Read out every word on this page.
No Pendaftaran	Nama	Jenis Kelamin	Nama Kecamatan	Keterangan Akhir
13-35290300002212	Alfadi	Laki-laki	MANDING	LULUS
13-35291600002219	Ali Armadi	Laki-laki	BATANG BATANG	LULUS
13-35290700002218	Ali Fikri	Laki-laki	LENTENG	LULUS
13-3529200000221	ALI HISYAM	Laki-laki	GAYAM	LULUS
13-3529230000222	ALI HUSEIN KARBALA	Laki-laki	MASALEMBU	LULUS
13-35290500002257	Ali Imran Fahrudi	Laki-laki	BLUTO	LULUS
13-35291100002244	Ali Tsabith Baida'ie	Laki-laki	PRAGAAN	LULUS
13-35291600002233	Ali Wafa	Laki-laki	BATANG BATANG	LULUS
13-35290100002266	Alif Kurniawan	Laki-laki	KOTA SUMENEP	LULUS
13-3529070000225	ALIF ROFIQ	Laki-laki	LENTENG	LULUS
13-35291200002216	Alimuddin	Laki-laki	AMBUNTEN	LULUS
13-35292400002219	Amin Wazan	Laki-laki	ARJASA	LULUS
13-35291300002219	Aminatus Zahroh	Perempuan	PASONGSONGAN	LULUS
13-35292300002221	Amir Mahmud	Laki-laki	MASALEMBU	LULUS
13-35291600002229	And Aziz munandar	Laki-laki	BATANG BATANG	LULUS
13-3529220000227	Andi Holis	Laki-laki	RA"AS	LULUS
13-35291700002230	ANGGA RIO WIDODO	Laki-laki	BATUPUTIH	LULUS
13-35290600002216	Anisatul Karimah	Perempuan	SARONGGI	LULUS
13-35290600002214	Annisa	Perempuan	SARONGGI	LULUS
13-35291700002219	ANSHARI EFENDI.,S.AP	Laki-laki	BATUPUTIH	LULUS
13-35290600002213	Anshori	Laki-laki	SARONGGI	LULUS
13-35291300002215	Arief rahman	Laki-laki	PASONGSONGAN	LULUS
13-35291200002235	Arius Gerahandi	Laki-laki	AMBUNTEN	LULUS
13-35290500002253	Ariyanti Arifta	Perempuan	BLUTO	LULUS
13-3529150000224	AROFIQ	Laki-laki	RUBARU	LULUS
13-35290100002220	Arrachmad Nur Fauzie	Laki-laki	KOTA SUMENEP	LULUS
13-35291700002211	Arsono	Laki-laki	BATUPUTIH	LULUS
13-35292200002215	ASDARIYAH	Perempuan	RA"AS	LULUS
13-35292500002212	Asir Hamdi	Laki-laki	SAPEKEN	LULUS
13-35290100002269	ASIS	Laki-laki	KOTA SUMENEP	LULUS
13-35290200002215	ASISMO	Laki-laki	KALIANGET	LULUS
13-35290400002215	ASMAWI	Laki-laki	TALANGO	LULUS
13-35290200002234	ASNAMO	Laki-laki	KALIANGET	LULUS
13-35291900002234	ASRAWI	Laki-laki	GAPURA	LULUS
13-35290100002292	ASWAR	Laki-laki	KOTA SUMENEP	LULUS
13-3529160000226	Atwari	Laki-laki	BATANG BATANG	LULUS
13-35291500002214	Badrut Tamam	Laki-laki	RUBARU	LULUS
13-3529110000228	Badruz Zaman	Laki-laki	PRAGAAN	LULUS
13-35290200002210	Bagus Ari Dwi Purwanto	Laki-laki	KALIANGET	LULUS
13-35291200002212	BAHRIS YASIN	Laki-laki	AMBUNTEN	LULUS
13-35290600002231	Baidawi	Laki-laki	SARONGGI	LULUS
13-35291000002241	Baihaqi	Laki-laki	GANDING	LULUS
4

◆ ◆ ◆ ◆ ◆ ◆ ◆

• DESCRIPTION OF THE TASK: Repeat every entry word for word.

• TASK RESPONSE:
Read out every word on this page.
No Pendaftaran	Nama	Jenis Kelamin	Nama Kecamatan	Keterangan Akhir
13-35290300002212	Alfadi	Laki-laki	MANDING	LULUS
13-35291600002219	Ali Armadi	Laki-laki	BATANG BATANG	LULUS
13-35290700002218	Ali Fikri	Laki-laki	LENTENG	LULUS
13-3529200000221	ALI HISYAM	Laki-laki	GAYAM	LULUS
13-3529230000222	ALI HUSEIN KARBALA	Laki-laki	MASALEMBU	LULUS
13-35290500002257	Ali Imran Fahrudi	Laki-laki	BLUTO	LULUS
13-35291100002244	Ali Tsabith Baida'ie	Laki-laki	PRAGAAN	LULUS
13-35291600002233	Ali Wafa	Laki-laki	BATANG BATANG	LULUS
13-35290100002266	Alif Kurniawan	Laki-laki	KOTA SUMENEP	LULUS
13-3529070000225	ALIF ROFIQ	Laki-laki	LENTENG	LULUS
13-35291200002216	Alimuddin	Laki-laki	AMBUNTEN	LULUS
13-35292400002219	Amin Wazan	Laki-laki	ARJASA	LULUS
13-35291300002219	Aminatus Zahroh	Perempuan	PASONGSONGAN	LULUS
13-35292300002221	Amir Mahmud	Laki-laki	MASALEMBU	LULUS
13-35291600002229	And Aziz munandar	Laki-laki	BATANG BATANG	LULUS
13-3529220000227	Andi Holis	Laki-laki	RA"AS	LULUS
13-35291700002230	ANGGA RIO WIDODO	Laki-laki	BATUPUTIH	LULUS
13-35290600002216	Anisatul Karimah	Perempuan	SARONGGI	LULUS
13-35290600002214	Annisa	Perempuan	SARONGGI	LULUS
13-35291700002219	ANSHARI EFENDI.,S.AP	Laki-laki	BATUPUTIH	LULUS
13-35290600002213	Anshori	Laki-laki	SARONGGI	LULUS
13-35291300002215	Arief rahman	Laki-laki	PASONGSONGAN	LULUS
13-35291200002235	Arius Gerahandi	Laki-laki	AMBUNTEN	LULUS
13-35290500002253	Ariyanti Arifta	Perempuan	BLUTO	LULUS
13-3529150000224	AROFIQ	Laki-laki	RUBARU	LULUS
13-35290100002220	Arrachmad Nur Fauzie	Laki-laki	KOTA SUMENEP	LULUS
13-35291700002211	Arsono	Laki-laki	BATUPUTIH	LULUS
13-35292200002215	ASDARIYAH	Perempuan	RA"AS	LULUS
13-35292500002212	Asir Hamdi	Laki-laki	SAPEKEN	LULUS
13-35290100002269	ASIS	Laki-laki	KOTA SUMENEP	LULUS
13-35290200002215	ASISMO	Laki-laki	KALIANGET	LULUS
13-35290400002215	ASMAWI	Laki-laki	TALANGO	LULUS
13-35290200002234	ASNAMO	Laki-laki	KALIANGET	LULUS
13-35291900002234	ASRAWI	Laki-laki	GAPURA	LULUS
13-35290100002292	ASWAR	Laki-laki	KOTA SUMENEP	LULUS
13-3529160000226	Atwari	Laki-laki	BATANG BATANG	LULUS
13-35291500002214	Badrut Tamam	Laki-laki	RUBARU	LULUS
13-3529110000228	Badruz Zaman	Laki-laki	PRAGAAN	LULUS
13-35290200002210	Bagus Ari Dwi Purwanto	Laki-laki	KALIANGET	LULUS
13-35291200002212	BAHRIS YASIN	Laki-laki	AMBUNTEN	LULUS
13-35290600002231	Baidawi	Laki-laki	SARONGGI	LULUS
13-35291000002241	Baihaqi	Laki-laki	GANDING	LULUS
4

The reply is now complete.